**Job**
What is the number of lines in the entries below that include the word "count"? Provide the number only.

[Records excerpted from a collection]
* Begin *
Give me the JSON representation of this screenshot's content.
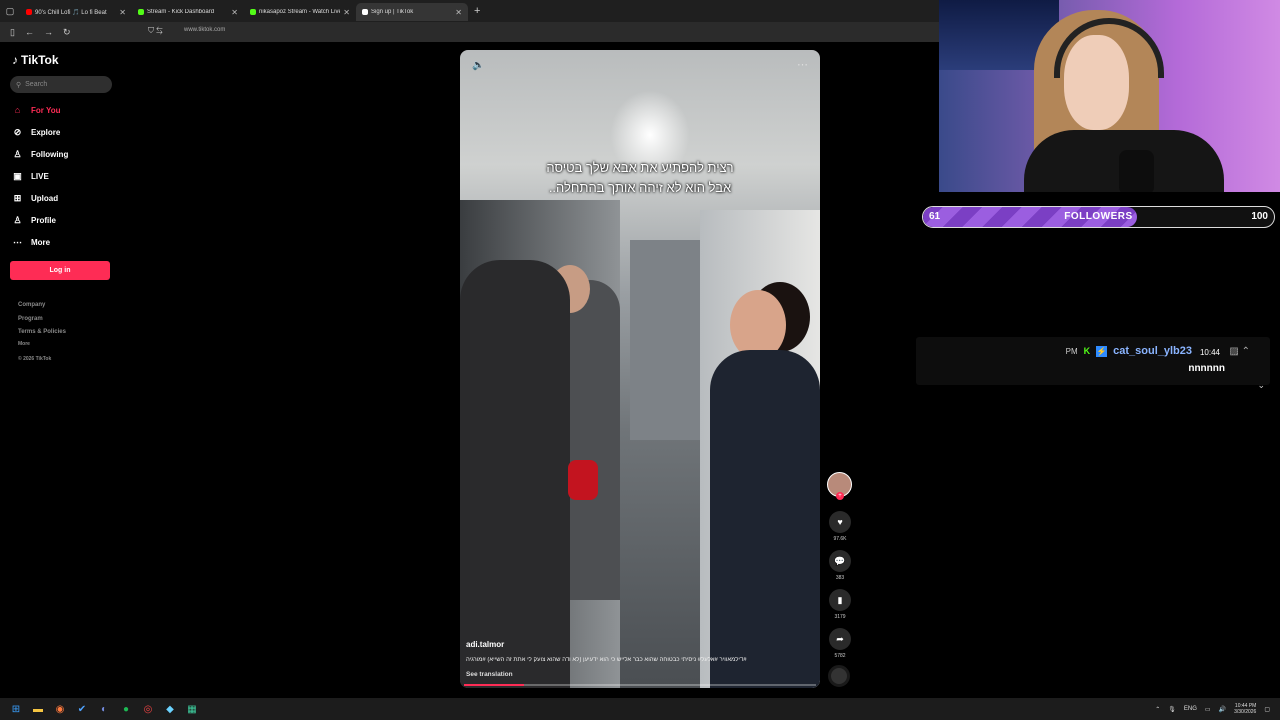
{
  "browser": {
    "tabs": [
      {
        "label": "90's Chill Lofi 🎵 Lo fi Beat",
        "color": "#ff0000"
      },
      {
        "label": "Stream - Kick Dashboard",
        "color": "#53fc18"
      },
      {
        "label": "nikasapoz Stream - Watch Live",
        "color": "#53fc18"
      },
      {
        "label": "Sign up | TikTok",
        "color": "#ffffff"
      }
    ],
    "new_tab": "+",
    "url": "www.tiktok.com"
  },
  "tiktok": {
    "logo": "TikTok",
    "search_placeholder": "Search",
    "nav": [
      {
        "label": "For You",
        "icon": "home-icon"
      },
      {
        "label": "Explore",
        "icon": "compass-icon"
      },
      {
        "label": "Following",
        "icon": "user-icon"
      },
      {
        "label": "LIVE",
        "icon": "live-icon"
      },
      {
        "label": "Upload",
        "icon": "plus-icon"
      },
      {
        "label": "Profile",
        "icon": "profile-icon"
      },
      {
        "label": "More",
        "icon": "dots-icon"
      }
    ],
    "login": "Log in",
    "footer": [
      "Company",
      "Program",
      "Terms & Policies",
      "More",
      "© 2026 TikTok"
    ],
    "video": {
      "caption_line1": "רצית להפתיע את אבא שלך בטיסה",
      "caption_line2": "אבל הוא לא זיהה אותך בהתחלה..",
      "author": "adi.talmor",
      "description": "#דילמאוויר #אלעל# ניסיתי כבטוחה שהוא כבר אלייש כי הוא ידעיען (לא ודה שהוא צועק לי אתת זה השייא) #מורגיה",
      "see_translation": "See translation",
      "progress": 0.17
    },
    "actions": [
      {
        "icon": "heart-icon",
        "count": "97.6K"
      },
      {
        "icon": "comment-icon",
        "count": "383"
      },
      {
        "icon": "bookmark-icon",
        "count": "3179"
      },
      {
        "icon": "share-icon",
        "count": "5782"
      }
    ]
  },
  "overlay": {
    "followers_current": "61",
    "followers_label": "FOLLOWERS",
    "followers_goal": "100",
    "followers_fraction": 0.61,
    "chat": {
      "pm": "PM",
      "username": "cat_soul_ylb23",
      "time": "10:44",
      "message": "nnnnnn"
    }
  },
  "taskbar": {
    "lang": "ENG",
    "time": "10:44 PM",
    "date": "3/30/2026"
  }
}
* End *
**Problem solution**
4